*** Data for processing

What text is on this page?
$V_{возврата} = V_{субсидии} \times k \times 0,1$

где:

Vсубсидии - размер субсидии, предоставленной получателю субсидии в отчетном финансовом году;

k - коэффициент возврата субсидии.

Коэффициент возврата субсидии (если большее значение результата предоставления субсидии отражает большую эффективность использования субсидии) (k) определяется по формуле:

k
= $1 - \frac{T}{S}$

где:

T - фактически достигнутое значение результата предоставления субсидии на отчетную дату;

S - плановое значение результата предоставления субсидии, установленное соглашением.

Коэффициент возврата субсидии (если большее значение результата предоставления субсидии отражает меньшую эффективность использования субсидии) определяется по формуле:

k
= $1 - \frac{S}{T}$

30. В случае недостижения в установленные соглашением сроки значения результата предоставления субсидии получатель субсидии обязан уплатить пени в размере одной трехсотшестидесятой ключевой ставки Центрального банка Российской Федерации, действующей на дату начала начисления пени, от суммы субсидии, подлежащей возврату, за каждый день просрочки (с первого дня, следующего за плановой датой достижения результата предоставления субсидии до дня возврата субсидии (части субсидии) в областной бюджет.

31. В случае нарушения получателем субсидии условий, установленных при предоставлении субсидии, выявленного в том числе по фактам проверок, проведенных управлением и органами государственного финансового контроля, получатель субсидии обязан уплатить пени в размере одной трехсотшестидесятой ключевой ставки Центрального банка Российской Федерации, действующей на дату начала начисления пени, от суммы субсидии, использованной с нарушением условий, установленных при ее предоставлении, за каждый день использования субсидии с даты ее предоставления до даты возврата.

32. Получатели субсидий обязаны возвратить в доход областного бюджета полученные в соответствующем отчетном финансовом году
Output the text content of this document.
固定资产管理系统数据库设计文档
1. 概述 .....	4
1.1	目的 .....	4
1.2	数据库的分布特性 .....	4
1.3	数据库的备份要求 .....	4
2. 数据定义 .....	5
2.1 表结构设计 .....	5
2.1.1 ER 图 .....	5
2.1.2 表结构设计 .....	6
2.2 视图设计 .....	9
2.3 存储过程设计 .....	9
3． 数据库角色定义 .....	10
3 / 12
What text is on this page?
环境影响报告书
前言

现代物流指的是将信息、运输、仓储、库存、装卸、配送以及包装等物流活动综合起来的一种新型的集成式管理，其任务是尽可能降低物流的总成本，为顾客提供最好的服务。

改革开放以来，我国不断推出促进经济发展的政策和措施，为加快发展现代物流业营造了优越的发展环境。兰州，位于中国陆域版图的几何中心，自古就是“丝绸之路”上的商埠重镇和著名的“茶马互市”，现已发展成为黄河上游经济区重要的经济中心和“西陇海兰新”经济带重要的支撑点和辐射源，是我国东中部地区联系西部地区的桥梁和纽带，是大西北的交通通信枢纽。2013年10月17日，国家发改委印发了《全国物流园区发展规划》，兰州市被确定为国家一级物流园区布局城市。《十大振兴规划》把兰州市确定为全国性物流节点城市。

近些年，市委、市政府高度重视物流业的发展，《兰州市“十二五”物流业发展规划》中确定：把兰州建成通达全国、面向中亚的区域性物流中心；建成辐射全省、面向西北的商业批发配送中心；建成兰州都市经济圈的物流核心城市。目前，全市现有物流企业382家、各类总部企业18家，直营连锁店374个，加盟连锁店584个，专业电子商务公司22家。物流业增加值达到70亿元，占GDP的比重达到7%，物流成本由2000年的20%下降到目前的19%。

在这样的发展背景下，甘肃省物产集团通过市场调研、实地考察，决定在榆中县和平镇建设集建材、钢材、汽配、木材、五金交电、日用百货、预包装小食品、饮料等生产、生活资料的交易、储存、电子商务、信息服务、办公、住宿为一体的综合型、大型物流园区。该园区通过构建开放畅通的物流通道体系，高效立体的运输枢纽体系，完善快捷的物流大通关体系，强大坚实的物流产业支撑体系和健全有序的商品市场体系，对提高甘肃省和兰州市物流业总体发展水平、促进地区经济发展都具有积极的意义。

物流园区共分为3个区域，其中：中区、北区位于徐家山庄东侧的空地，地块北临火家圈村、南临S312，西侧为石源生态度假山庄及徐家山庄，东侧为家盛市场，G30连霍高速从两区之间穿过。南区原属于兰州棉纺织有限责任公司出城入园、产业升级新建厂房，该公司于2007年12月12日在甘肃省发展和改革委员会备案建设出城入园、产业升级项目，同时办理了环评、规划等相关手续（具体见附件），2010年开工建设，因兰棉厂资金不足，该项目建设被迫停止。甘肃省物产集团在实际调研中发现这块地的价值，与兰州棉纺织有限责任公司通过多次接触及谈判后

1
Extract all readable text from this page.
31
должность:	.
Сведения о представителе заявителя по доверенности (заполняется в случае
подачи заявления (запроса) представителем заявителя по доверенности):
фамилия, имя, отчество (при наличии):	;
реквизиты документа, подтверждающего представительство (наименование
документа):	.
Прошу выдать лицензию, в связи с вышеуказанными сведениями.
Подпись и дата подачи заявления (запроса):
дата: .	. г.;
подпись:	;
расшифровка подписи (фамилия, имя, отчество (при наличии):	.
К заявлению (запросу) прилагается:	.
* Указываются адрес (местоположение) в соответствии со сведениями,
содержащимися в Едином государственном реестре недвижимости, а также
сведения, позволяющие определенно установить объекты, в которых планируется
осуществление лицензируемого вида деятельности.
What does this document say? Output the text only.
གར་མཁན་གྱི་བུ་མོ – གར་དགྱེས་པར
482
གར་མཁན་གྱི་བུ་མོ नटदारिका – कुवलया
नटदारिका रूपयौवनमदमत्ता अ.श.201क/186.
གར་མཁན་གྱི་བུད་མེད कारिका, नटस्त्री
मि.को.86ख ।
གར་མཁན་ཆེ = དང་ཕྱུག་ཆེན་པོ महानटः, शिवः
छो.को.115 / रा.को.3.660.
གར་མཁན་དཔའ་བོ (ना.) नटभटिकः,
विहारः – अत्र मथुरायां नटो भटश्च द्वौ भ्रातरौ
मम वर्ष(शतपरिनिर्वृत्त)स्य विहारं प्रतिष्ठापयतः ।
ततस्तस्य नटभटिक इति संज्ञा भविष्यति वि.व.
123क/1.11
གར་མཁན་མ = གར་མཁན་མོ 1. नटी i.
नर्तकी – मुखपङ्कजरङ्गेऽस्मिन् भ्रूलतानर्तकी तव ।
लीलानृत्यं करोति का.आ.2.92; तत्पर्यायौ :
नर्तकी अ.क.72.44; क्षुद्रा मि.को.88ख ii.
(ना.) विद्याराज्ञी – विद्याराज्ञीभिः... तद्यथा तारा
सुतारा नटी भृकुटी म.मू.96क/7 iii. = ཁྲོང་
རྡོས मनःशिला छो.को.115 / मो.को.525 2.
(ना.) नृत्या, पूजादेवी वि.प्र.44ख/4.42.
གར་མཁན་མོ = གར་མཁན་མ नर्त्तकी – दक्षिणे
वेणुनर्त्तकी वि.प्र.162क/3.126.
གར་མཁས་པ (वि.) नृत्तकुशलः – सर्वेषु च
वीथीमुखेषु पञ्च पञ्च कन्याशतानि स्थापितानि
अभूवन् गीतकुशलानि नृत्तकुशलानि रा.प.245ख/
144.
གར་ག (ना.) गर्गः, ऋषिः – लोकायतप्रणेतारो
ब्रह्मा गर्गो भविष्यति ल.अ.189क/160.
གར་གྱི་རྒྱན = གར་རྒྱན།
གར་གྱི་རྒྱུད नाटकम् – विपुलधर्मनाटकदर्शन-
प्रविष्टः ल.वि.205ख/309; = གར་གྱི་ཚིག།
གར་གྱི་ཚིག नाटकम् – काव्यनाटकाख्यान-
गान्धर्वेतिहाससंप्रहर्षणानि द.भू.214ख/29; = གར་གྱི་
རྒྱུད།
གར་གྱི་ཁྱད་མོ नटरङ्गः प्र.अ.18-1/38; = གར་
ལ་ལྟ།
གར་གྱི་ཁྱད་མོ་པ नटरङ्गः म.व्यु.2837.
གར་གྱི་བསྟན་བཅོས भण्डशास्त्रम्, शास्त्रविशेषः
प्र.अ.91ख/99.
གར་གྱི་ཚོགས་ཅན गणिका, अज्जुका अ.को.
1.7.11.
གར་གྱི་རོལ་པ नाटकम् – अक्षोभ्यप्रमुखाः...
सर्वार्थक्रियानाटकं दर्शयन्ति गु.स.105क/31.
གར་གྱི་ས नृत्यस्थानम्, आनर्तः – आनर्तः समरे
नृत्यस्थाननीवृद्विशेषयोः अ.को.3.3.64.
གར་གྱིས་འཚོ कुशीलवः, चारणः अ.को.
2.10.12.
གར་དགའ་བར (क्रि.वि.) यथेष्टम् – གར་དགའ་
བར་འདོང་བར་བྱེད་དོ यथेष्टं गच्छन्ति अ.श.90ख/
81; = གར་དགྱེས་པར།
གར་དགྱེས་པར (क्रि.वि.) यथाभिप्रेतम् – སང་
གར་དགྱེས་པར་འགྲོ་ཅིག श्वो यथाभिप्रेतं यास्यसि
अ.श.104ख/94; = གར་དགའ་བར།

******

Required task >>
Filter the listing for the word "подачи" and copy every line that holds it.

Finished task >>
подачи заявления (запроса) представителем заявителя по доверенности):
Подпись и дата подачи заявления (запроса):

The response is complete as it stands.